**Tarefa:** Repita sem nenhuma alteração tudo o que vai do início dos registros até a linha que contém "- remix-button[interactable]: 19", incluindo a primeira linha e essa última.

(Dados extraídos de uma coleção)
* * *

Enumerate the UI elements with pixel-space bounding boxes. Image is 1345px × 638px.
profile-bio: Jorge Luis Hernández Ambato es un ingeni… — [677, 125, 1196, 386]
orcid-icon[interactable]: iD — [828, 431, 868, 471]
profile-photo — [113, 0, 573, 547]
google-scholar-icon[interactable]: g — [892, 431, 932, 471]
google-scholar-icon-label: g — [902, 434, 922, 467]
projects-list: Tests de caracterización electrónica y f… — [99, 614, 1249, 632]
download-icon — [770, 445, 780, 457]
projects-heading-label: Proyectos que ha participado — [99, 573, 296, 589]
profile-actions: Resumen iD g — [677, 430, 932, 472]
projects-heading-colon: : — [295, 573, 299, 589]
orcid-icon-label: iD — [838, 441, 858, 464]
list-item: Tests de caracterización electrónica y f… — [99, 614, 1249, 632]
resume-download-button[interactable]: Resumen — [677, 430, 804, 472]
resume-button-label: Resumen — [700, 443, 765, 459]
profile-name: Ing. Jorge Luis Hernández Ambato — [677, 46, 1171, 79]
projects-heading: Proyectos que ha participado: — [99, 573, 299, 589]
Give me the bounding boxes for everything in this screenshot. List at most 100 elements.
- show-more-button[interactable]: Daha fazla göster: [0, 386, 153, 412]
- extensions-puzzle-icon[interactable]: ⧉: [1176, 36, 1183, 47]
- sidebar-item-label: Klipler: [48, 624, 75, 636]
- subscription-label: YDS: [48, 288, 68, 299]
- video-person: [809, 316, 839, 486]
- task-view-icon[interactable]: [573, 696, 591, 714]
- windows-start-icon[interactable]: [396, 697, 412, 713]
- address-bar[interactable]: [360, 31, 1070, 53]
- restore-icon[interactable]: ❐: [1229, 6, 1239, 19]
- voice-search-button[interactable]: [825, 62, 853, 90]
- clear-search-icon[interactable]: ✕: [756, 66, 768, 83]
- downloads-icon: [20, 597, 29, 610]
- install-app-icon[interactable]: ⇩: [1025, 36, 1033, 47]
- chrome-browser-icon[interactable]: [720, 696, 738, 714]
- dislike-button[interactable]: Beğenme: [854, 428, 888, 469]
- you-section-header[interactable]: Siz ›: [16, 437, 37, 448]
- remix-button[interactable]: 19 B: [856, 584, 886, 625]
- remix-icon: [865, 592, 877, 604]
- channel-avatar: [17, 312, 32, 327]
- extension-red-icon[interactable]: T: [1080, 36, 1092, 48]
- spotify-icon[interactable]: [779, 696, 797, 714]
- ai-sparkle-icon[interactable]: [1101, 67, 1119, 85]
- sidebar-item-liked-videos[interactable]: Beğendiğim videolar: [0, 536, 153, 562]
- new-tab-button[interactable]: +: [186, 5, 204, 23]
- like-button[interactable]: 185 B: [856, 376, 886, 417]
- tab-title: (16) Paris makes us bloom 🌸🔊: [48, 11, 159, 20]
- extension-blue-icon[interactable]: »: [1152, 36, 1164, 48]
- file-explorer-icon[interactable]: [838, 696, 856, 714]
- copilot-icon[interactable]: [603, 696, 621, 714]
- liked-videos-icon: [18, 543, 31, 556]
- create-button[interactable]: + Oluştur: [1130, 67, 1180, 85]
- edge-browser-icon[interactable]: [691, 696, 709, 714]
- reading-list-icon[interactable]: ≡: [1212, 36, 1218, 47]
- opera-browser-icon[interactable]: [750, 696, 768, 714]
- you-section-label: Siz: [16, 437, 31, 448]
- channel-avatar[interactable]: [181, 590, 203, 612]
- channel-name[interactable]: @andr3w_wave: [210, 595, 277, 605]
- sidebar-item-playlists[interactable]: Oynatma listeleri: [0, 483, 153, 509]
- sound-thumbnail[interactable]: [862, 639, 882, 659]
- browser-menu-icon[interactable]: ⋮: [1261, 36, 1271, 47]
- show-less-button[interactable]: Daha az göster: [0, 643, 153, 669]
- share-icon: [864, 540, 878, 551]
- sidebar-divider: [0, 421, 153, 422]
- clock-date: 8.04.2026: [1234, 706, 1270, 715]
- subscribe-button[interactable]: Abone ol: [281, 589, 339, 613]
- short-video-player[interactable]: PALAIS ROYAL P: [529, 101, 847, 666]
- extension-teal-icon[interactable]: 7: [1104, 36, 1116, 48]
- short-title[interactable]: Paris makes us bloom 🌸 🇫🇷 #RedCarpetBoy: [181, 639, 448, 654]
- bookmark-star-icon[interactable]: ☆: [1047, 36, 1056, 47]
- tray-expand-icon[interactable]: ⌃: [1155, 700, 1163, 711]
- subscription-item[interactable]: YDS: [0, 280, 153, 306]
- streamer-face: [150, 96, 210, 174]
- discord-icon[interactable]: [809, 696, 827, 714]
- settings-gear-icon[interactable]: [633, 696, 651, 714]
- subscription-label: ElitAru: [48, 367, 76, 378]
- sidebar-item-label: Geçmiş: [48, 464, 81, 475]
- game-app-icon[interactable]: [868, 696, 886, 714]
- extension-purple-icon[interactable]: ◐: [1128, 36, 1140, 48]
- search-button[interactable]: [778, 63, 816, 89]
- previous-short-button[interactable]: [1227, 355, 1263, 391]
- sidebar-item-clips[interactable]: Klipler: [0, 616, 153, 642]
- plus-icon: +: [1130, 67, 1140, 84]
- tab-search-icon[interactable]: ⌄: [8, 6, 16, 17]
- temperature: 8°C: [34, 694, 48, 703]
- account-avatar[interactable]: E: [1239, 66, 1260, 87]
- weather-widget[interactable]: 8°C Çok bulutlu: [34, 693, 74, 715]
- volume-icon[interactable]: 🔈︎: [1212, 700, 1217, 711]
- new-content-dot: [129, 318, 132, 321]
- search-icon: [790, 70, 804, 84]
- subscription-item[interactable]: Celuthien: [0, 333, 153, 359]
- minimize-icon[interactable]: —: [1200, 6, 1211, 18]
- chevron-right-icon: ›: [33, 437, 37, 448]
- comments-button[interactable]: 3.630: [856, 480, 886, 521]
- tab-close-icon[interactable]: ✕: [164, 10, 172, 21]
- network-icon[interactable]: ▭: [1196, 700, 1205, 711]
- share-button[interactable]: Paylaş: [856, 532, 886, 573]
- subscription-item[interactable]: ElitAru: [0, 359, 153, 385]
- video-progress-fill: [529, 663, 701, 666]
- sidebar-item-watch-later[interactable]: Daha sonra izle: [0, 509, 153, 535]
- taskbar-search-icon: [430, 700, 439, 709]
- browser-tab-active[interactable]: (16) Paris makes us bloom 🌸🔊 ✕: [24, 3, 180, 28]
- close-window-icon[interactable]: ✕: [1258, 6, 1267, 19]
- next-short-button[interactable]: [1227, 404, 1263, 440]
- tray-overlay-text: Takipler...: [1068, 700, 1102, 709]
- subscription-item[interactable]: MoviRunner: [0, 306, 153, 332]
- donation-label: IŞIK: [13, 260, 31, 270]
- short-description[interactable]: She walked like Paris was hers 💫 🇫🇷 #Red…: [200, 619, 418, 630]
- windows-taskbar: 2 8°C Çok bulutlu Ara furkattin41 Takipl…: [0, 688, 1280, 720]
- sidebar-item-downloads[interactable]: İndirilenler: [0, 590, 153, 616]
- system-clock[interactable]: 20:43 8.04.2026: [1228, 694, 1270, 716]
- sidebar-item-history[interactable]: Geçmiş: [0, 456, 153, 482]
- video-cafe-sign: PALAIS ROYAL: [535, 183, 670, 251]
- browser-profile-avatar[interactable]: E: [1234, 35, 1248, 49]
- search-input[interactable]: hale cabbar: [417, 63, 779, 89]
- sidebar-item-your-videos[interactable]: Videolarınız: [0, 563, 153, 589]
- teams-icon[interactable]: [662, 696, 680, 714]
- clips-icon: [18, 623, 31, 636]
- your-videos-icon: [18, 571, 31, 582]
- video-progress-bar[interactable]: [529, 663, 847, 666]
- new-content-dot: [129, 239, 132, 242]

* * *

**Resultado do exercício:**
Enumerate the UI elements with pixel-space bounding boxes. Image is 1345px × 638px.
profile-bio: Jorge Luis Hernández Ambato es un ingeni… — [677, 125, 1196, 386]
orcid-icon[interactable]: iD — [828, 431, 868, 471]
profile-photo — [113, 0, 573, 547]
google-scholar-icon[interactable]: g — [892, 431, 932, 471]
google-scholar-icon-label: g — [902, 434, 922, 467]
projects-list: Tests de caracterización electrónica y f… — [99, 614, 1249, 632]
download-icon — [770, 445, 780, 457]
projects-heading-label: Proyectos que ha participado — [99, 573, 296, 589]
profile-actions: Resumen iD g — [677, 430, 932, 472]
projects-heading-colon: : — [295, 573, 299, 589]
orcid-icon-label: iD — [838, 441, 858, 464]
list-item: Tests de caracterización electrónica y f… — [99, 614, 1249, 632]
resume-download-button[interactable]: Resumen — [677, 430, 804, 472]
resume-button-label: Resumen — [700, 443, 765, 459]
profile-name: Ing. Jorge Luis Hernández Ambato — [677, 46, 1171, 79]
projects-heading: Proyectos que ha participado: — [99, 573, 299, 589]
Give me the bounding boxes for everything in this screenshot. List at most 100 elements.
- show-more-button[interactable]: Daha fazla göster: [0, 386, 153, 412]
- extensions-puzzle-icon[interactable]: ⧉: [1176, 36, 1183, 47]
- sidebar-item-label: Klipler: [48, 624, 75, 636]
- subscription-label: YDS: [48, 288, 68, 299]
- video-person: [809, 316, 839, 486]
- task-view-icon[interactable]: [573, 696, 591, 714]
- windows-start-icon[interactable]: [396, 697, 412, 713]
- address-bar[interactable]: [360, 31, 1070, 53]
- restore-icon[interactable]: ❐: [1229, 6, 1239, 19]
- voice-search-button[interactable]: [825, 62, 853, 90]
- clear-search-icon[interactable]: ✕: [756, 66, 768, 83]
- downloads-icon: [20, 597, 29, 610]
- install-app-icon[interactable]: ⇩: [1025, 36, 1033, 47]
- chrome-browser-icon[interactable]: [720, 696, 738, 714]
- dislike-button[interactable]: Beğenme: [854, 428, 888, 469]
- you-section-header[interactable]: Siz ›: [16, 437, 37, 448]
- remix-button[interactable]: 19 B: [856, 584, 886, 625]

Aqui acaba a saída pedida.